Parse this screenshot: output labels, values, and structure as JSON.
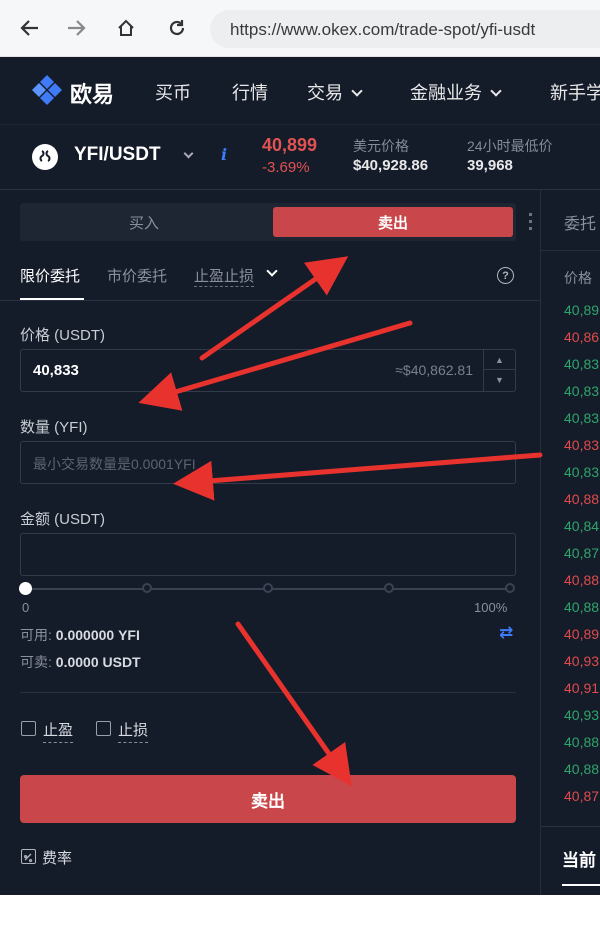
{
  "browser": {
    "url": "https://www.okex.com/trade-spot/yfi-usdt"
  },
  "header": {
    "logo_text": "欧易",
    "menu": [
      "买币",
      "行情",
      "交易",
      "金融业务",
      "新手学"
    ]
  },
  "ticker": {
    "pair": "YFI/USDT",
    "last_price": "40,899",
    "change": "-3.69%",
    "usd_price_label": "美元价格",
    "usd_price_value": "$40,928.86",
    "low_24h_label": "24小时最低价",
    "low_24h_value": "39,968"
  },
  "trade": {
    "buy_label": "买入",
    "sell_label": "卖出",
    "tabs": [
      "限价委托",
      "市价委托",
      "止盈止损"
    ],
    "price_label": "价格 (USDT)",
    "price_value": "40,833",
    "price_hint": "≈$40,862.81",
    "amount_label": "数量 (YFI)",
    "amount_placeholder": "最小交易数量是0.0001YFI",
    "total_label": "金额 (USDT)",
    "slider_min": "0",
    "slider_max": "100%",
    "slider_value": 0,
    "available_label": "可用:",
    "available_value": "0.000000 YFI",
    "sellable_label": "可卖:",
    "sellable_value": "0.0000 USDT",
    "take_profit_label": "止盈",
    "stop_loss_label": "止损",
    "submit_label": "卖出",
    "fee_label": "费率"
  },
  "orderbook": {
    "tab_label": "委托",
    "header": "价格",
    "rows": [
      {
        "price": "40,89",
        "side": "buy"
      },
      {
        "price": "40,86",
        "side": "sell"
      },
      {
        "price": "40,83",
        "side": "buy"
      },
      {
        "price": "40,83",
        "side": "buy"
      },
      {
        "price": "40,83",
        "side": "buy"
      },
      {
        "price": "40,83",
        "side": "sell"
      },
      {
        "price": "40,83",
        "side": "buy"
      },
      {
        "price": "40,88",
        "side": "sell"
      },
      {
        "price": "40,84",
        "side": "buy"
      },
      {
        "price": "40,87",
        "side": "buy"
      },
      {
        "price": "40,88",
        "side": "sell"
      },
      {
        "price": "40,88",
        "side": "buy"
      },
      {
        "price": "40,89",
        "side": "sell"
      },
      {
        "price": "40,93",
        "side": "sell"
      },
      {
        "price": "40,91",
        "side": "sell"
      },
      {
        "price": "40,93",
        "side": "buy"
      },
      {
        "price": "40,88",
        "side": "buy"
      },
      {
        "price": "40,88",
        "side": "buy"
      },
      {
        "price": "40,87",
        "side": "sell"
      }
    ],
    "current_tab": "当前"
  },
  "colors": {
    "sell": "#c9474a",
    "buy_text": "#2fa56b",
    "sell_text": "#e04b4b",
    "annotation": "#e8322e",
    "background": "#141b29"
  }
}
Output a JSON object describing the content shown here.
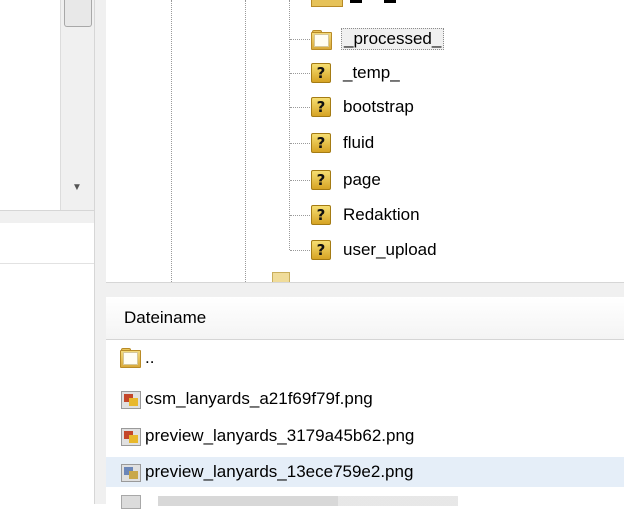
{
  "tree": {
    "items": [
      {
        "label": "_processed_",
        "icon": "folder-icon",
        "selected": true
      },
      {
        "label": "_temp_",
        "icon": "unknown-folder-icon"
      },
      {
        "label": "bootstrap",
        "icon": "unknown-folder-icon"
      },
      {
        "label": "fluid",
        "icon": "unknown-folder-icon"
      },
      {
        "label": "page",
        "icon": "unknown-folder-icon"
      },
      {
        "label": "Redaktion",
        "icon": "unknown-folder-icon"
      },
      {
        "label": "user_upload",
        "icon": "unknown-folder-icon"
      }
    ]
  },
  "file_list": {
    "column_header": "Dateiname",
    "rows": [
      {
        "name": "..",
        "icon": "parent-folder-icon"
      },
      {
        "name": "csm_lanyards_a21f69f79f.png",
        "icon": "png-file-icon"
      },
      {
        "name": "preview_lanyards_3179a45b62.png",
        "icon": "png-file-icon"
      },
      {
        "name": "preview_lanyards_13ece759e2.png",
        "icon": "png-file-icon",
        "selected": true
      }
    ]
  },
  "colors": {
    "selection": "#e5eef8",
    "pane_background": "#ffffff",
    "splitter": "#f0f0f0"
  }
}
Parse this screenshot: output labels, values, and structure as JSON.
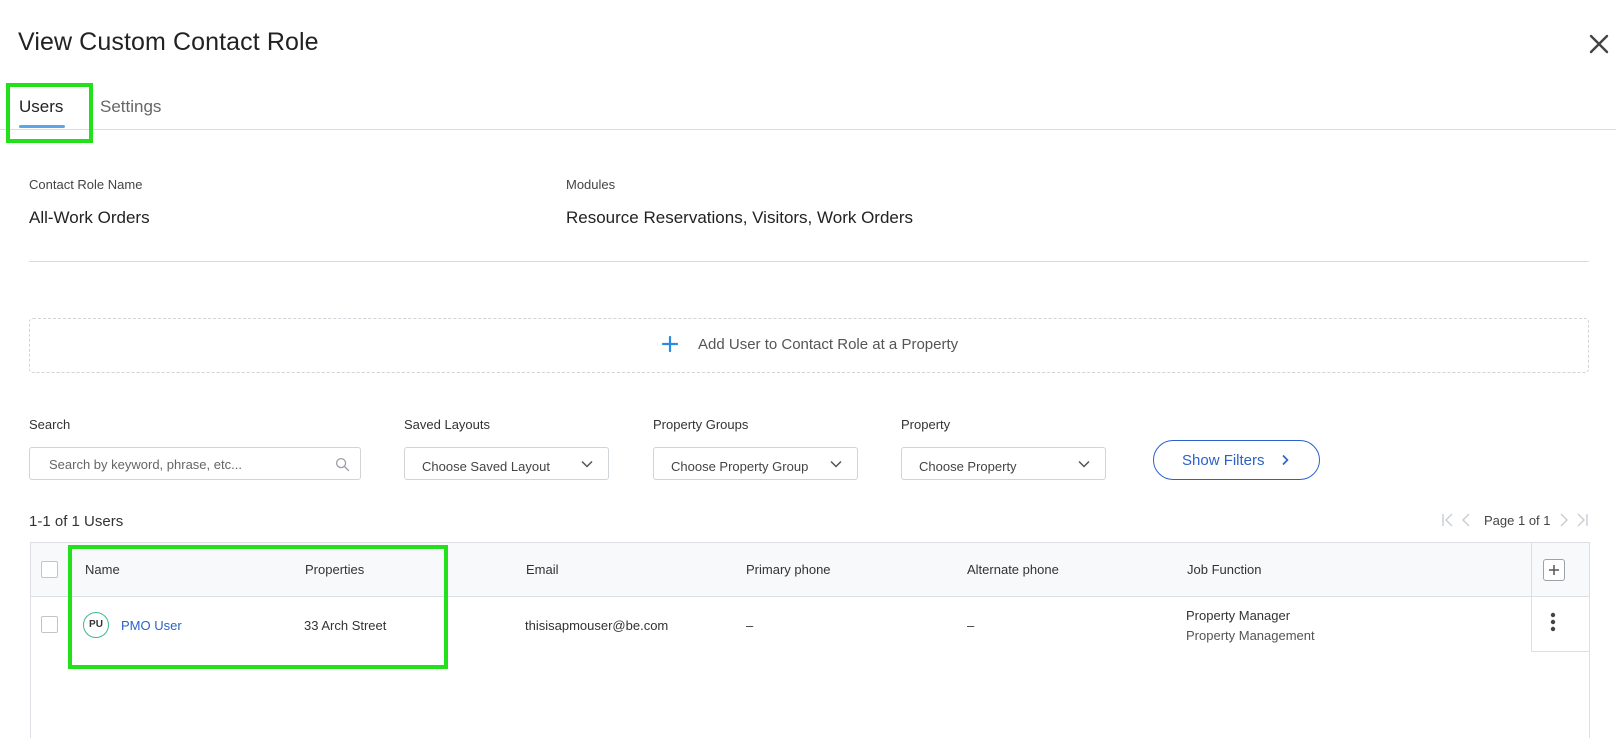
{
  "header": {
    "title": "View Custom Contact Role"
  },
  "tabs": [
    {
      "label": "Users"
    },
    {
      "label": "Settings"
    }
  ],
  "role": {
    "name_label": "Contact Role Name",
    "name_value": "All-Work Orders",
    "modules_label": "Modules",
    "modules_value": "Resource Reservations, Visitors, Work Orders"
  },
  "add_user": {
    "label": "Add User to Contact Role at a Property"
  },
  "filters": {
    "search_label": "Search",
    "search_placeholder": "Search by keyword, phrase, etc...",
    "saved_layouts_label": "Saved Layouts",
    "saved_layouts_value": "Choose Saved Layout",
    "property_groups_label": "Property Groups",
    "property_groups_value": "Choose Property Group",
    "property_label": "Property",
    "property_value": "Choose Property",
    "show_filters_label": "Show Filters"
  },
  "results": {
    "count_text": "1-1 of 1 Users",
    "page_text": "Page 1 of 1"
  },
  "table": {
    "columns": [
      "Name",
      "Properties",
      "Email",
      "Primary phone",
      "Alternate phone",
      "Job Function"
    ],
    "rows": [
      {
        "initials": "PU",
        "name": "PMO User",
        "property": "33 Arch Street",
        "email": "thisisapmouser@be.com",
        "primary_phone": "–",
        "alternate_phone": "–",
        "job_function_1": "Property Manager",
        "job_function_2": "Property Management"
      }
    ]
  },
  "colors": {
    "accent": "#2a62c8",
    "tab_underline": "#5aa7e8",
    "highlight": "#22e01a",
    "avatar_ring": "#3fb98a"
  }
}
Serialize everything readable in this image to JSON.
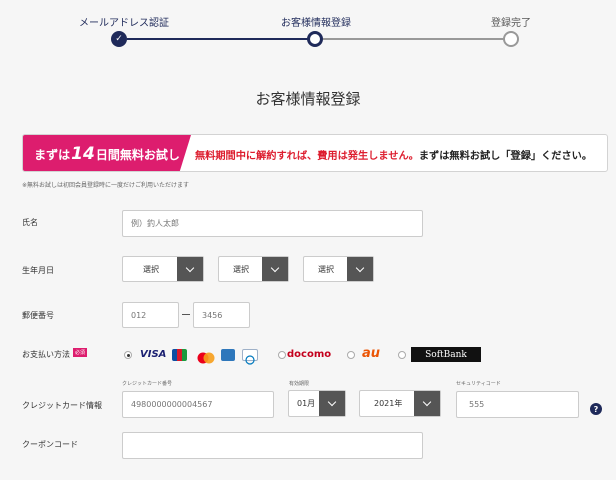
{
  "stepper": {
    "steps": [
      {
        "label": "メールアドレス認証",
        "state": "done"
      },
      {
        "label": "お客様情報登録",
        "state": "current"
      },
      {
        "label": "登録完了",
        "state": "todo"
      }
    ],
    "check": "✓"
  },
  "title": "お客様情報登録",
  "promo": {
    "badge_prefix": "まずは",
    "badge_number": "14",
    "badge_suffix": "日間無料お試し",
    "text_red": "無料期間中に解約すれば、費用は発生しません。",
    "text_dark": "まずは無料お試し「登録」ください。",
    "note": "※無料お試しは初回会員登録時に一度だけご利用いただけます"
  },
  "form": {
    "name": {
      "label": "氏名",
      "placeholder": "例）釣人太郎"
    },
    "birthday": {
      "label": "生年月日",
      "selects": [
        "選択",
        "選択",
        "選択"
      ]
    },
    "postal": {
      "label": "郵便番号",
      "first": "012",
      "second": "3456"
    },
    "payment": {
      "label": "お支払い方法",
      "required": "必須",
      "options": {
        "card_brands": [
          "VISA",
          "JCB",
          "Mastercard",
          "American Express",
          "Diners Club"
        ],
        "docomo": "docomo",
        "au": "au",
        "softbank": "SoftBank"
      },
      "selected": "card"
    },
    "credit": {
      "label": "クレジットカード情報",
      "number_caption": "クレジットカード番号",
      "number_placeholder": "4980000000004567",
      "expiry_caption": "有効期限",
      "month": "01月",
      "year": "2021年",
      "security_caption": "セキュリティコード",
      "security_placeholder": "555",
      "help": "?"
    },
    "coupon": {
      "label": "クーポンコード",
      "placeholder": ""
    }
  },
  "colors": {
    "navy": "#1f2a5a",
    "pink": "#dd1d6e",
    "red": "#dd1d2e",
    "gray_line": "#999999"
  }
}
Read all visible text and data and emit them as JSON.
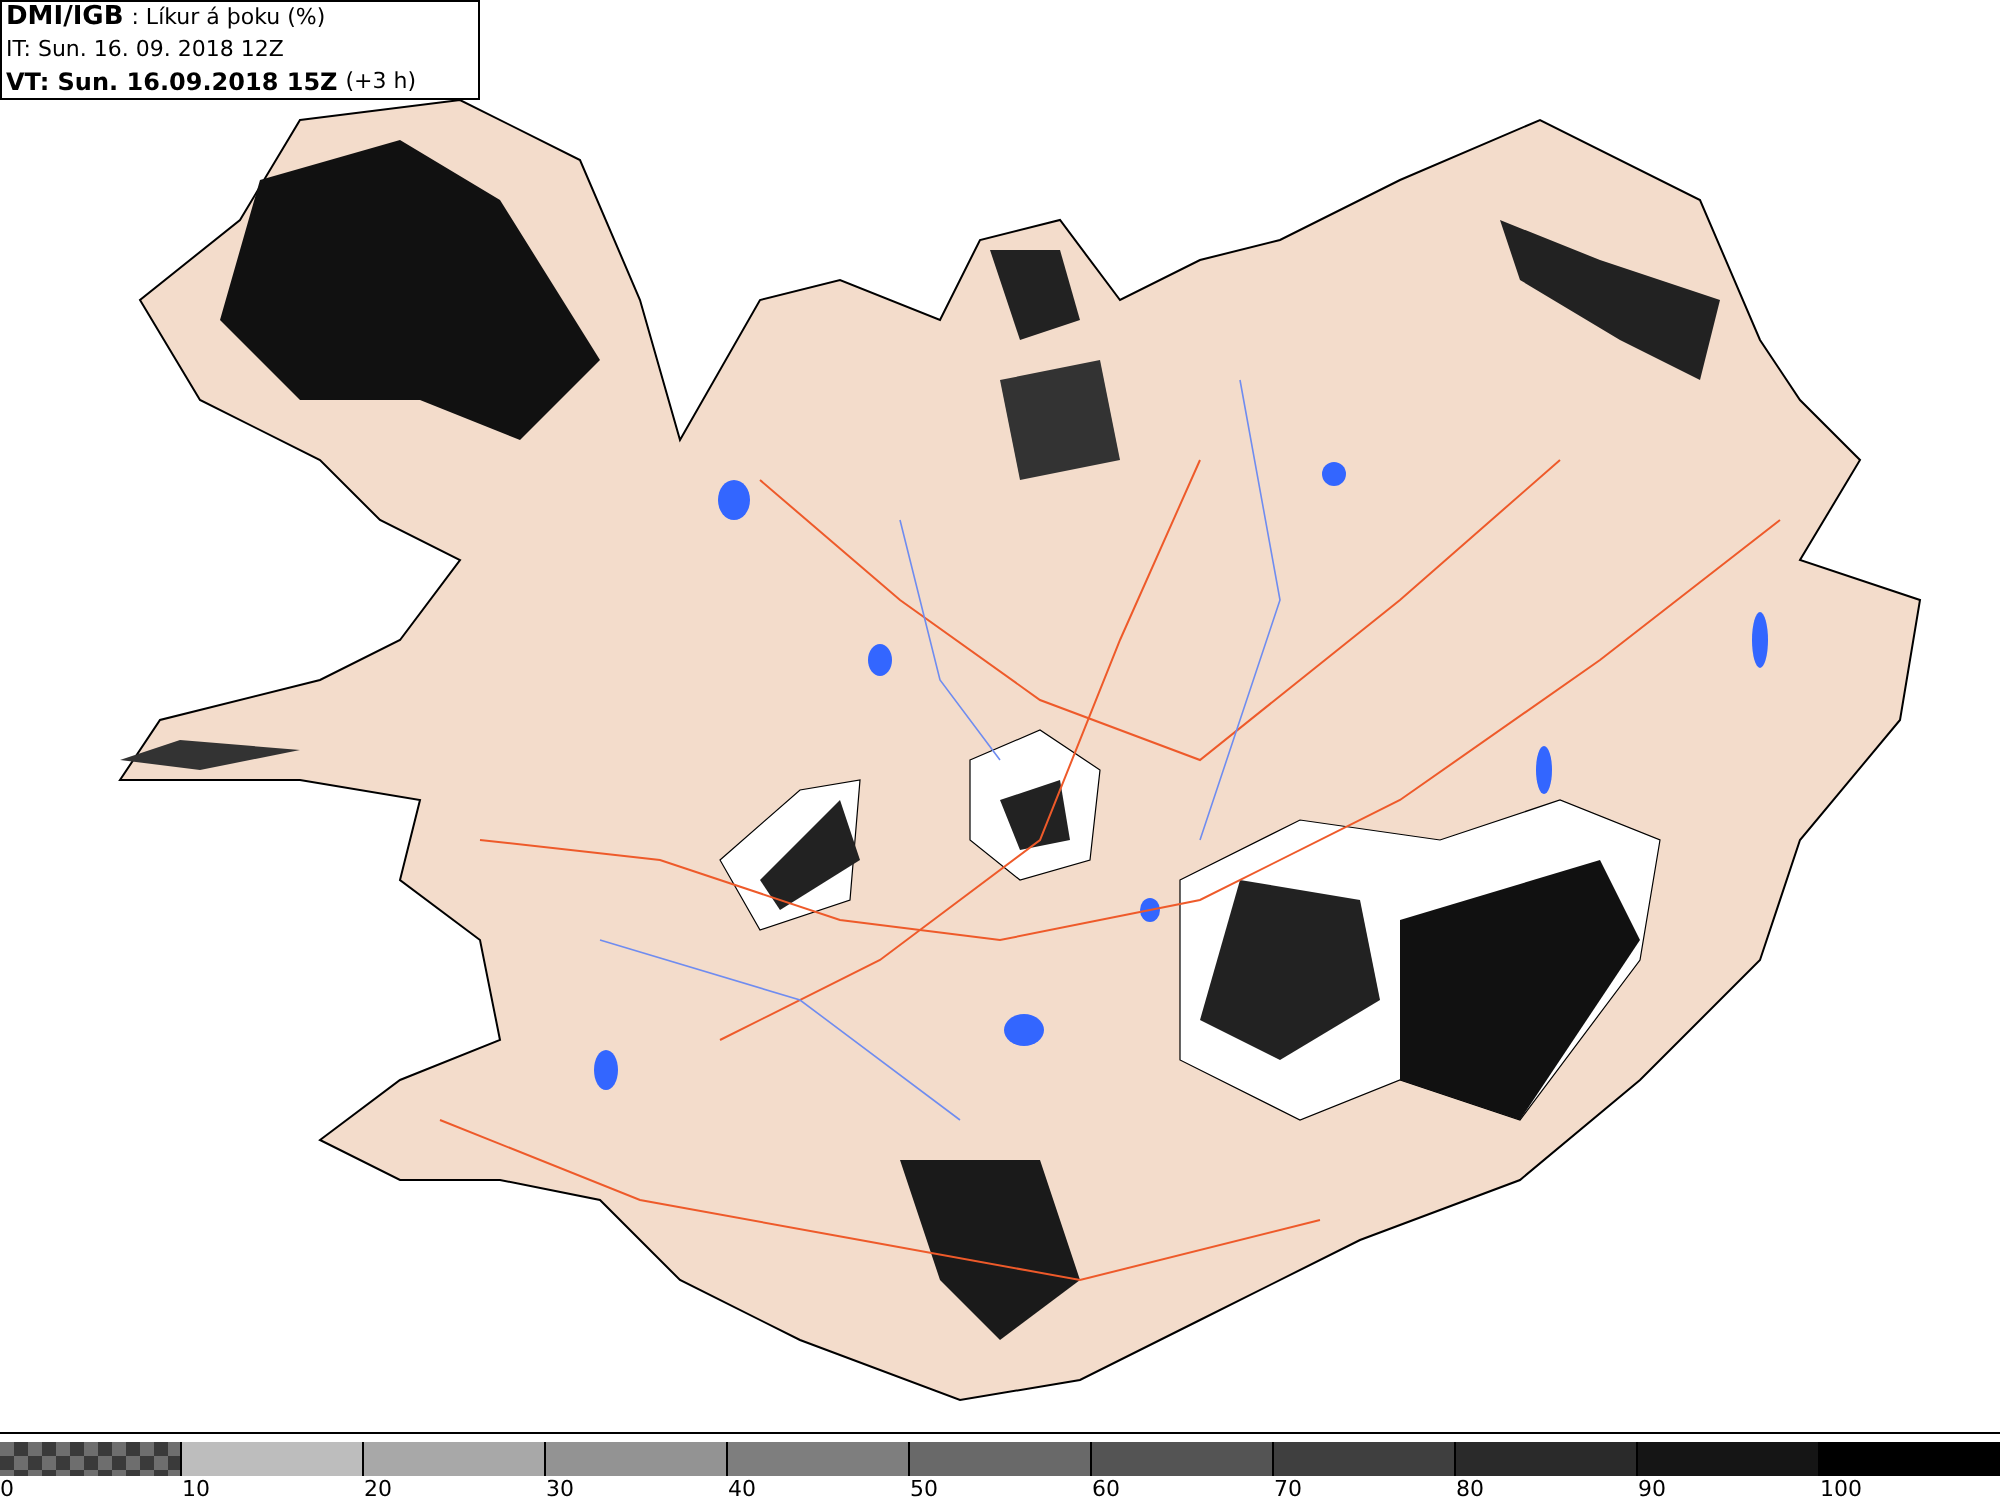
{
  "header": {
    "source": "DMI/IGB",
    "parameter": ": Líkur á þoku (%)",
    "initial_time": "IT: Sun. 16. 09. 2018 12Z",
    "valid_time": "VT: Sun. 16.09.2018 15Z",
    "offset": "(+3 h)"
  },
  "legend": [
    {
      "kind": "checker",
      "label": "0",
      "color": "#6e6e6e"
    },
    {
      "kind": "solid",
      "label": "10",
      "color": "#bdbdbd"
    },
    {
      "kind": "solid",
      "label": "20",
      "color": "#a8a8a8"
    },
    {
      "kind": "solid",
      "label": "30",
      "color": "#939393"
    },
    {
      "kind": "solid",
      "label": "40",
      "color": "#7e7e7e"
    },
    {
      "kind": "solid",
      "label": "50",
      "color": "#696969"
    },
    {
      "kind": "solid",
      "label": "60",
      "color": "#545454"
    },
    {
      "kind": "solid",
      "label": "70",
      "color": "#3f3f3f"
    },
    {
      "kind": "solid",
      "label": "80",
      "color": "#2a2a2a"
    },
    {
      "kind": "solid",
      "label": "90",
      "color": "#151515"
    },
    {
      "kind": "solid",
      "label": "100",
      "color": "#000000"
    }
  ]
}
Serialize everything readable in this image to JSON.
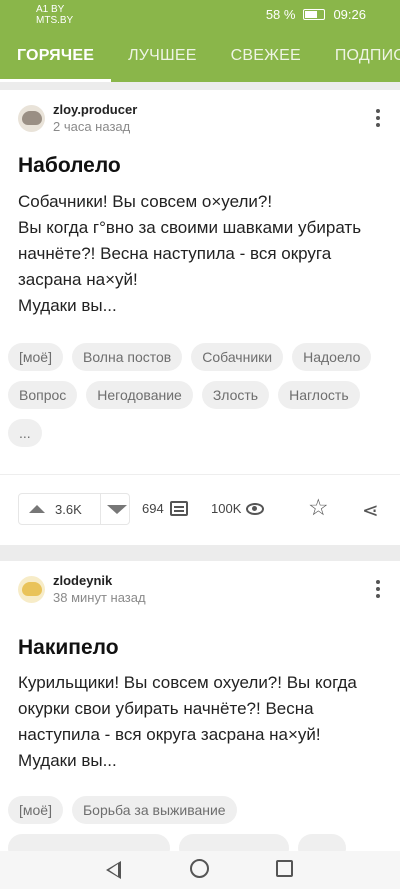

*****

Make an exact copy of the lines above, starting at the line that contains "Read all visible" and running through the final line of the entries. Omit the pictures.

Read all visible text and data and emit them as JSON.
{
  "header": {
    "source": "DMI/IGB",
    "parameter": ": Líkur á þoku (%)",
    "initial_time": "IT: Sun. 16. 09. 2018 12Z",
    "valid_time": "VT: Sun. 16.09.2018 15Z",
    "offset": "(+3 h)"
  },
  "legend": [
    {
      "kind": "checker",
      "label": "0",
      "color": "#6e6e6e"
    },
    {
      "kind": "solid",
      "label": "10",
      "color": "#bdbdbd"
    },
    {
      "kind": "solid",
      "label": "20",
      "color": "#a8a8a8"
    },
    {
      "kind": "solid",
      "label": "30",
      "color": "#939393"
    },
    {
      "kind": "solid",
      "label": "40",
      "color": "#7e7e7e"
    },
    {
      "kind": "solid",
      "label": "50",
      "color": "#696969"
    },
    {
      "kind": "solid",
      "label": "60",
      "color": "#545454"
    },
    {
      "kind": "solid",
      "label": "70",
      "color": "#3f3f3f"
    },
    {
      "kind": "solid",
      "label": "80",
      "color": "#2a2a2a"
    },
    {
      "kind": "solid",
      "label": "90",
      "color": "#151515"
    },
    {
      "kind": "solid",
      "label": "100",
      "color": "#000000"
    }
  ]
}
Serialize everything readable in this image to JSON.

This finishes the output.